* begin RECORDS FOR PROCESSING *

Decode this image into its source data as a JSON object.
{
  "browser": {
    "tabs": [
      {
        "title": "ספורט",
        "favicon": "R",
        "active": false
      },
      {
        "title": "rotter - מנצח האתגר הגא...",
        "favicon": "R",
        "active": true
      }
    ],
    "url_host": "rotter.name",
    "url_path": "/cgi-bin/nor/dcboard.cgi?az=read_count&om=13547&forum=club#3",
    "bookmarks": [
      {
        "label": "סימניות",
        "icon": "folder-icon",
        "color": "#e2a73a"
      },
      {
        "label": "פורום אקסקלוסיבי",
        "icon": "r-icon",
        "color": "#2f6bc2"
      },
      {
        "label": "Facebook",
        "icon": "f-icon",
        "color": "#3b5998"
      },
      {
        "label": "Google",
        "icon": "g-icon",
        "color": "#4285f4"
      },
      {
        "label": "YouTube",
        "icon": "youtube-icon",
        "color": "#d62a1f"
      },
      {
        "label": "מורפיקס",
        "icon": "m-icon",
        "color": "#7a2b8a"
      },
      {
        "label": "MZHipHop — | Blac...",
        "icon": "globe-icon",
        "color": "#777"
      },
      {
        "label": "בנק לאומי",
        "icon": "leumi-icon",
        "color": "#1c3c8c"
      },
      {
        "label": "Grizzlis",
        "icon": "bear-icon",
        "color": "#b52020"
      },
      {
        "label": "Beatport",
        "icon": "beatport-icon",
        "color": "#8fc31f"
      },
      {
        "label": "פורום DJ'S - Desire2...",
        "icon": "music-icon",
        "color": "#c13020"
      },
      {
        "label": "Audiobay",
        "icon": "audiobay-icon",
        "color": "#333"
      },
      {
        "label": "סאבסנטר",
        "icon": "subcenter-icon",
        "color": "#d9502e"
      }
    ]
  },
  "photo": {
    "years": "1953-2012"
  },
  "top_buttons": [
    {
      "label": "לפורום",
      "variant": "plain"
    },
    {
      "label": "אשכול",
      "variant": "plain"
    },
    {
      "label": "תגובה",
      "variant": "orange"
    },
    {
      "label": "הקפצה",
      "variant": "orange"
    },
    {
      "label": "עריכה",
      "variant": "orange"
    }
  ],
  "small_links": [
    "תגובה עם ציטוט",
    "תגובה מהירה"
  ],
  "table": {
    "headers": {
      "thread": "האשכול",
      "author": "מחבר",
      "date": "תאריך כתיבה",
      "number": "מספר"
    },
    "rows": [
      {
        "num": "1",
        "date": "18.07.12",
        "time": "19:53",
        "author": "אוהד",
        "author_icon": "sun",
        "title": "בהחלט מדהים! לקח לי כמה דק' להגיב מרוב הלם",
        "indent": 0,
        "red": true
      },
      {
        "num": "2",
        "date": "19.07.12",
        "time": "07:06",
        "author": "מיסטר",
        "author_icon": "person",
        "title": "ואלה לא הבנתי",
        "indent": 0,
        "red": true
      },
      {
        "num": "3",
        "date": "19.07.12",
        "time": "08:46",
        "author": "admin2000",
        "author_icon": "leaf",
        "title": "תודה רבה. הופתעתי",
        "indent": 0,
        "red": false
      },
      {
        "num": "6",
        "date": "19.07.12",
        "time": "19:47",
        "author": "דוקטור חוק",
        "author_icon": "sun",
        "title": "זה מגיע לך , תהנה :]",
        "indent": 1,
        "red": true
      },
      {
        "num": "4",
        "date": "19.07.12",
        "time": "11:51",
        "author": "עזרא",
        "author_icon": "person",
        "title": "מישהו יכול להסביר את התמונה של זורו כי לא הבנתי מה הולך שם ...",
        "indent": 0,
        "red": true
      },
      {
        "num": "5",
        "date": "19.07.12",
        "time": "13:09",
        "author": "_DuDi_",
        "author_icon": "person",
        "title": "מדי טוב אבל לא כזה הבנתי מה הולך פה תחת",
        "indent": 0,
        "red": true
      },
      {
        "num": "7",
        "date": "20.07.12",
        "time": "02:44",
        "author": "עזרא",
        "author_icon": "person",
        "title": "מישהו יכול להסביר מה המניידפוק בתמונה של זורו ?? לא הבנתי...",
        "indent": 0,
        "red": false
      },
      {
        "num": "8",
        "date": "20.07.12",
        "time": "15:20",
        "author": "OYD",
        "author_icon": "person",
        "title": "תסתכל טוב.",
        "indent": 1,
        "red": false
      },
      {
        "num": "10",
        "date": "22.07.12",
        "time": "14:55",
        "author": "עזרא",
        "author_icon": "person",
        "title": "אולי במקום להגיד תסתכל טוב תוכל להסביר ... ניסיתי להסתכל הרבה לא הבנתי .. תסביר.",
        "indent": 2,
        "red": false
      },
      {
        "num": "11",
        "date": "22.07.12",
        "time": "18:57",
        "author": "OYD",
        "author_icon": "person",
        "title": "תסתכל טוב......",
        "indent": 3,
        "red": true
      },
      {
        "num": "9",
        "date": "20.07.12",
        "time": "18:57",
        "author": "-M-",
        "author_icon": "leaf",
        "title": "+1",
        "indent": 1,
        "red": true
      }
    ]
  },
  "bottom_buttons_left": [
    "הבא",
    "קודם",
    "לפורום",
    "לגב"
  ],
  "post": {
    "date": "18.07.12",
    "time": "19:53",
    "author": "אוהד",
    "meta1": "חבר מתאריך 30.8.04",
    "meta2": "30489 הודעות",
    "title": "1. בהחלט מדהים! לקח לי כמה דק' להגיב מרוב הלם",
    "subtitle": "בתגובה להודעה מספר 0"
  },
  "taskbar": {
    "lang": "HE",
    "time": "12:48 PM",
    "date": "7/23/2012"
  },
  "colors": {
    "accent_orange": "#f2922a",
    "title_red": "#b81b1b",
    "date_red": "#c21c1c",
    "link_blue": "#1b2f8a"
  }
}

* end RECORDS FOR PROCESSING *

Retype the data exactly as given.

Decode this image into its source data as a JSON object.
{
  "browser": {
    "tabs": [
      {
        "title": "ספורט",
        "favicon": "R",
        "active": false
      },
      {
        "title": "rotter - מנצח האתגר הגא...",
        "favicon": "R",
        "active": true
      }
    ],
    "url_host": "rotter.name",
    "url_path": "/cgi-bin/nor/dcboard.cgi?az=read_count&om=13547&forum=club#3",
    "bookmarks": [
      {
        "label": "סימניות",
        "icon": "folder-icon",
        "color": "#e2a73a"
      },
      {
        "label": "פורום אקסקלוסיבי",
        "icon": "r-icon",
        "color": "#2f6bc2"
      },
      {
        "label": "Facebook",
        "icon": "f-icon",
        "color": "#3b5998"
      },
      {
        "label": "Google",
        "icon": "g-icon",
        "color": "#4285f4"
      },
      {
        "label": "YouTube",
        "icon": "youtube-icon",
        "color": "#d62a1f"
      },
      {
        "label": "מורפיקס",
        "icon": "m-icon",
        "color": "#7a2b8a"
      },
      {
        "label": "MZHipHop — | Blac...",
        "icon": "globe-icon",
        "color": "#777"
      },
      {
        "label": "בנק לאומי",
        "icon": "leumi-icon",
        "color": "#1c3c8c"
      },
      {
        "label": "Grizzlis",
        "icon": "bear-icon",
        "color": "#b52020"
      },
      {
        "label": "Beatport",
        "icon": "beatport-icon",
        "color": "#8fc31f"
      },
      {
        "label": "פורום DJ'S - Desire2...",
        "icon": "music-icon",
        "color": "#c13020"
      },
      {
        "label": "Audiobay",
        "icon": "audiobay-icon",
        "color": "#333"
      },
      {
        "label": "סאבסנטר",
        "icon": "subcenter-icon",
        "color": "#d9502e"
      }
    ]
  },
  "photo": {
    "years": "1953-2012"
  },
  "top_buttons": [
    {
      "label": "לפורום",
      "variant": "plain"
    },
    {
      "label": "אשכול",
      "variant": "plain"
    },
    {
      "label": "תגובה",
      "variant": "orange"
    },
    {
      "label": "הקפצה",
      "variant": "orange"
    },
    {
      "label": "עריכה",
      "variant": "orange"
    }
  ],
  "small_links": [
    "תגובה עם ציטוט",
    "תגובה מהירה"
  ],
  "table": {
    "headers": {
      "thread": "האשכול",
      "author": "מחבר",
      "date": "תאריך כתיבה",
      "number": "מספר"
    },
    "rows": [
      {
        "num": "1",
        "date": "18.07.12",
        "time": "19:53",
        "author": "אוהד",
        "author_icon": "sun",
        "title": "בהחלט מדהים! לקח לי כמה דק' להגיב מרוב הלם",
        "indent": 0,
        "red": true
      },
      {
        "num": "2",
        "date": "19.07.12",
        "time": "07:06",
        "author": "מיסטר",
        "author_icon": "person",
        "title": "ואלה לא הבנתי",
        "indent": 0,
        "red": true
      },
      {
        "num": "3",
        "date": "19.07.12",
        "time": "08:46",
        "author": "admin2000",
        "author_icon": "leaf",
        "title": "תודה רבה. הופתעתי",
        "indent": 0,
        "red": false
      },
      {
        "num": "6",
        "date": "19.07.12",
        "time": "19:47",
        "author": "דוקטור חוק",
        "author_icon": "sun",
        "title": "זה מגיע לך , תהנה :]",
        "indent": 1,
        "red": true
      },
      {
        "num": "4",
        "date": "19.07.12",
        "time": "11:51",
        "author": "עזרא",
        "author_icon": "person",
        "title": "מישהו יכול להסביר את התמונה של זורו כי לא הבנתי מה הולך שם ...",
        "indent": 0,
        "red": true
      },
      {
        "num": "5",
        "date": "19.07.12",
        "time": "13:09",
        "author": "_DuDi_",
        "author_icon": "person",
        "title": "מדי טוב אבל לא כזה הבנתי מה הולך פה תחת",
        "indent": 0,
        "red": true
      },
      {
        "num": "7",
        "date": "20.07.12",
        "time": "02:44",
        "author": "עזרא",
        "author_icon": "person",
        "title": "מישהו יכול להסביר מה המניידפוק בתמונה של זורו ?? לא הבנתי...",
        "indent": 0,
        "red": false
      },
      {
        "num": "8",
        "date": "20.07.12",
        "time": "15:20",
        "author": "OYD",
        "author_icon": "person",
        "title": "תסתכל טוב.",
        "indent": 1,
        "red": false
      },
      {
        "num": "10",
        "date": "22.07.12",
        "time": "14:55",
        "author": "עזרא",
        "author_icon": "person",
        "title": "אולי במקום להגיד תסתכל טוב תוכל להסביר ... ניסיתי להסתכל הרבה לא הבנתי .. תסביר.",
        "indent": 2,
        "red": false
      },
      {
        "num": "11",
        "date": "22.07.12",
        "time": "18:57",
        "author": "OYD",
        "author_icon": "person",
        "title": "תסתכל טוב......",
        "indent": 3,
        "red": true
      },
      {
        "num": "9",
        "date": "20.07.12",
        "time": "18:57",
        "author": "-M-",
        "author_icon": "leaf",
        "title": "+1",
        "indent": 1,
        "red": true
      }
    ]
  },
  "bottom_buttons_left": [
    "הבא",
    "קודם",
    "לפורום",
    "לגב"
  ],
  "post": {
    "date": "18.07.12",
    "time": "19:53",
    "author": "אוהד",
    "meta1": "חבר מתאריך 30.8.04",
    "meta2": "30489 הודעות",
    "title": "1. בהחלט מדהים! לקח לי כמה דק' להגיב מרוב הלם",
    "subtitle": "בתגובה להודעה מספר 0"
  },
  "taskbar": {
    "lang": "HE",
    "time": "12:48 PM",
    "date": "7/23/2012"
  },
  "colors": {
    "accent_orange": "#f2922a",
    "title_red": "#b81b1b",
    "date_red": "#c21c1c",
    "link_blue": "#1b2f8a"
  }
}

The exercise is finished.